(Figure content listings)
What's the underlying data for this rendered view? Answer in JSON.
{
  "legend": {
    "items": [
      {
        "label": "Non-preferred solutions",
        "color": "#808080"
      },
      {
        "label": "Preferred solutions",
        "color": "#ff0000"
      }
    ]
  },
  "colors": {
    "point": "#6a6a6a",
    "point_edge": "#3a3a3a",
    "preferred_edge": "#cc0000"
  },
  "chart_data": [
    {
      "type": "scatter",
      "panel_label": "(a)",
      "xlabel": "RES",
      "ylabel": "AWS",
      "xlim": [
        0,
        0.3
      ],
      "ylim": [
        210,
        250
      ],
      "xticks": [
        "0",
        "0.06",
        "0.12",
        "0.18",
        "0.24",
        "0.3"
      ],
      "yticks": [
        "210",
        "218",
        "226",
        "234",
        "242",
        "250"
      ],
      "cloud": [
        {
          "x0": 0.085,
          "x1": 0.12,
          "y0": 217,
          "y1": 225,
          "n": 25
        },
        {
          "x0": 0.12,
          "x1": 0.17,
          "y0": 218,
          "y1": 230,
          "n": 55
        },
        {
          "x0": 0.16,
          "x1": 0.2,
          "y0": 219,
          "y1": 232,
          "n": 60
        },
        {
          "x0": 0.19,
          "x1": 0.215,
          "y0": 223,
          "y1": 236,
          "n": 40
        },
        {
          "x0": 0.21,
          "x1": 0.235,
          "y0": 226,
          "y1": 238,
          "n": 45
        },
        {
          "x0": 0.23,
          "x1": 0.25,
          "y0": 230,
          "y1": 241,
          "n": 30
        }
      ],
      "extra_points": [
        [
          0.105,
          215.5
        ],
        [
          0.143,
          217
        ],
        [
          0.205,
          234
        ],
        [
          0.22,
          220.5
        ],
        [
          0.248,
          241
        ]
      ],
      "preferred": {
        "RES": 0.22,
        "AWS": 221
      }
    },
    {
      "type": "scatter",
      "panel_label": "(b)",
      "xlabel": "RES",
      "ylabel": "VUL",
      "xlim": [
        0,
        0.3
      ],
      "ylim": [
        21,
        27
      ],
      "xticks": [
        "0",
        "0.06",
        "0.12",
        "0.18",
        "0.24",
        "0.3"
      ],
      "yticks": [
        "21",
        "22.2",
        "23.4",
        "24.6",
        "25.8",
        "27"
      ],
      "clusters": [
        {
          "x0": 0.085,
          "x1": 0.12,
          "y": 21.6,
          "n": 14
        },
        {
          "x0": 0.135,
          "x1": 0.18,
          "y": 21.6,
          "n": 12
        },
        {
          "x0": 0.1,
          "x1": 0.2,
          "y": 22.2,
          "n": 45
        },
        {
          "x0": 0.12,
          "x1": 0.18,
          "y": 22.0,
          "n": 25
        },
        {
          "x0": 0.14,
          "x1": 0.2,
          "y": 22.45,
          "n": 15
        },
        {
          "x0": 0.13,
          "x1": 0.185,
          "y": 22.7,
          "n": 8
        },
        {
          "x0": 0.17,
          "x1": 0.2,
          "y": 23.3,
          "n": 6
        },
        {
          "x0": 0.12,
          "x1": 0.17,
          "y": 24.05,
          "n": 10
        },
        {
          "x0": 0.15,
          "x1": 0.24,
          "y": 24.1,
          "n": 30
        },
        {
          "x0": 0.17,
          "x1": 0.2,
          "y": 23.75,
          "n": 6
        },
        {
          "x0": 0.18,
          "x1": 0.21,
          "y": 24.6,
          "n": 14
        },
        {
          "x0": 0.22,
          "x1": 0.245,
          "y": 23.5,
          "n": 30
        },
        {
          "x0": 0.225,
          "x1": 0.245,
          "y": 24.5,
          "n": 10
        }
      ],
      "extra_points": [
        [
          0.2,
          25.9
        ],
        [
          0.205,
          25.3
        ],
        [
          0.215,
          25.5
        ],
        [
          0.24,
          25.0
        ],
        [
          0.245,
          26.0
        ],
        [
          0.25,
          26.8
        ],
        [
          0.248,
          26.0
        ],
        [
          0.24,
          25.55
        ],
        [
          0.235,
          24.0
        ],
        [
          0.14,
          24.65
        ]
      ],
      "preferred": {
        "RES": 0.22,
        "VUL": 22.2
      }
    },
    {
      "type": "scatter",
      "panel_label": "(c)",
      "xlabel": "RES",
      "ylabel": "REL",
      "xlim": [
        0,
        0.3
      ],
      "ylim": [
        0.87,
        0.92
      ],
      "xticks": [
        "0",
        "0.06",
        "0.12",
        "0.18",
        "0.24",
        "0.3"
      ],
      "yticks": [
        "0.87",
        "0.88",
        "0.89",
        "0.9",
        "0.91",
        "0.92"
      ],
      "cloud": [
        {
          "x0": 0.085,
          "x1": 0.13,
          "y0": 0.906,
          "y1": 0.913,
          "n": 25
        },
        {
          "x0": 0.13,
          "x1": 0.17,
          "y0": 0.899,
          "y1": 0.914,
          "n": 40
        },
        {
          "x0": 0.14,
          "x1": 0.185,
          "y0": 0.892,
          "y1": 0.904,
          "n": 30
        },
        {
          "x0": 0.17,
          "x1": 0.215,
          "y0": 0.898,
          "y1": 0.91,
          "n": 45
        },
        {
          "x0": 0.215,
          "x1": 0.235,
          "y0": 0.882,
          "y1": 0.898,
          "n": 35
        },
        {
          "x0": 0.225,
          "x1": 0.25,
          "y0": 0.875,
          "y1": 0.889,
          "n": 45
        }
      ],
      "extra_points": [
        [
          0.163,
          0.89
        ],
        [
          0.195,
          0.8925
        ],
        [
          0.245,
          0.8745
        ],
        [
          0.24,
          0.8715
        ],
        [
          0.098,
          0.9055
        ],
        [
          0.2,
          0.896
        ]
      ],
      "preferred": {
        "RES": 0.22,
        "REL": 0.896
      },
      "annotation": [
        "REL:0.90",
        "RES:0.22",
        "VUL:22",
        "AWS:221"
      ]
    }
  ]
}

▶ [Short task] Exactly reproduce every record.

▶ [Expected answer]
What's the underlying data for this rendered view? Answer in JSON.
{
  "legend": {
    "items": [
      {
        "label": "Non-preferred solutions",
        "color": "#808080"
      },
      {
        "label": "Preferred solutions",
        "color": "#ff0000"
      }
    ]
  },
  "colors": {
    "point": "#6a6a6a",
    "point_edge": "#3a3a3a",
    "preferred_edge": "#cc0000"
  },
  "chart_data": [
    {
      "type": "scatter",
      "panel_label": "(a)",
      "xlabel": "RES",
      "ylabel": "AWS",
      "xlim": [
        0,
        0.3
      ],
      "ylim": [
        210,
        250
      ],
      "xticks": [
        "0",
        "0.06",
        "0.12",
        "0.18",
        "0.24",
        "0.3"
      ],
      "yticks": [
        "210",
        "218",
        "226",
        "234",
        "242",
        "250"
      ],
      "cloud": [
        {
          "x0": 0.085,
          "x1": 0.12,
          "y0": 217,
          "y1": 225,
          "n": 25
        },
        {
          "x0": 0.12,
          "x1": 0.17,
          "y0": 218,
          "y1": 230,
          "n": 55
        },
        {
          "x0": 0.16,
          "x1": 0.2,
          "y0": 219,
          "y1": 232,
          "n": 60
        },
        {
          "x0": 0.19,
          "x1": 0.215,
          "y0": 223,
          "y1": 236,
          "n": 40
        },
        {
          "x0": 0.21,
          "x1": 0.235,
          "y0": 226,
          "y1": 238,
          "n": 45
        },
        {
          "x0": 0.23,
          "x1": 0.25,
          "y0": 230,
          "y1": 241,
          "n": 30
        }
      ],
      "extra_points": [
        [
          0.105,
          215.5
        ],
        [
          0.143,
          217
        ],
        [
          0.205,
          234
        ],
        [
          0.22,
          220.5
        ],
        [
          0.248,
          241
        ]
      ],
      "preferred": {
        "RES": 0.22,
        "AWS": 221
      }
    },
    {
      "type": "scatter",
      "panel_label": "(b)",
      "xlabel": "RES",
      "ylabel": "VUL",
      "xlim": [
        0,
        0.3
      ],
      "ylim": [
        21,
        27
      ],
      "xticks": [
        "0",
        "0.06",
        "0.12",
        "0.18",
        "0.24",
        "0.3"
      ],
      "yticks": [
        "21",
        "22.2",
        "23.4",
        "24.6",
        "25.8",
        "27"
      ],
      "clusters": [
        {
          "x0": 0.085,
          "x1": 0.12,
          "y": 21.6,
          "n": 14
        },
        {
          "x0": 0.135,
          "x1": 0.18,
          "y": 21.6,
          "n": 12
        },
        {
          "x0": 0.1,
          "x1": 0.2,
          "y": 22.2,
          "n": 45
        },
        {
          "x0": 0.12,
          "x1": 0.18,
          "y": 22.0,
          "n": 25
        },
        {
          "x0": 0.14,
          "x1": 0.2,
          "y": 22.45,
          "n": 15
        },
        {
          "x0": 0.13,
          "x1": 0.185,
          "y": 22.7,
          "n": 8
        },
        {
          "x0": 0.17,
          "x1": 0.2,
          "y": 23.3,
          "n": 6
        },
        {
          "x0": 0.12,
          "x1": 0.17,
          "y": 24.05,
          "n": 10
        },
        {
          "x0": 0.15,
          "x1": 0.24,
          "y": 24.1,
          "n": 30
        },
        {
          "x0": 0.17,
          "x1": 0.2,
          "y": 23.75,
          "n": 6
        },
        {
          "x0": 0.18,
          "x1": 0.21,
          "y": 24.6,
          "n": 14
        },
        {
          "x0": 0.22,
          "x1": 0.245,
          "y": 23.5,
          "n": 30
        },
        {
          "x0": 0.225,
          "x1": 0.245,
          "y": 24.5,
          "n": 10
        }
      ],
      "extra_points": [
        [
          0.2,
          25.9
        ],
        [
          0.205,
          25.3
        ],
        [
          0.215,
          25.5
        ],
        [
          0.24,
          25.0
        ],
        [
          0.245,
          26.0
        ],
        [
          0.25,
          26.8
        ],
        [
          0.248,
          26.0
        ],
        [
          0.24,
          25.55
        ],
        [
          0.235,
          24.0
        ],
        [
          0.14,
          24.65
        ]
      ],
      "preferred": {
        "RES": 0.22,
        "VUL": 22.2
      }
    },
    {
      "type": "scatter",
      "panel_label": "(c)",
      "xlabel": "RES",
      "ylabel": "REL",
      "xlim": [
        0,
        0.3
      ],
      "ylim": [
        0.87,
        0.92
      ],
      "xticks": [
        "0",
        "0.06",
        "0.12",
        "0.18",
        "0.24",
        "0.3"
      ],
      "yticks": [
        "0.87",
        "0.88",
        "0.89",
        "0.9",
        "0.91",
        "0.92"
      ],
      "cloud": [
        {
          "x0": 0.085,
          "x1": 0.13,
          "y0": 0.906,
          "y1": 0.913,
          "n": 25
        },
        {
          "x0": 0.13,
          "x1": 0.17,
          "y0": 0.899,
          "y1": 0.914,
          "n": 40
        },
        {
          "x0": 0.14,
          "x1": 0.185,
          "y0": 0.892,
          "y1": 0.904,
          "n": 30
        },
        {
          "x0": 0.17,
          "x1": 0.215,
          "y0": 0.898,
          "y1": 0.91,
          "n": 45
        },
        {
          "x0": 0.215,
          "x1": 0.235,
          "y0": 0.882,
          "y1": 0.898,
          "n": 35
        },
        {
          "x0": 0.225,
          "x1": 0.25,
          "y0": 0.875,
          "y1": 0.889,
          "n": 45
        }
      ],
      "extra_points": [
        [
          0.163,
          0.89
        ],
        [
          0.195,
          0.8925
        ],
        [
          0.245,
          0.8745
        ],
        [
          0.24,
          0.8715
        ],
        [
          0.098,
          0.9055
        ],
        [
          0.2,
          0.896
        ]
      ],
      "preferred": {
        "RES": 0.22,
        "REL": 0.896
      },
      "annotation": [
        "REL:0.90",
        "RES:0.22",
        "VUL:22",
        "AWS:221"
      ]
    }
  ]
}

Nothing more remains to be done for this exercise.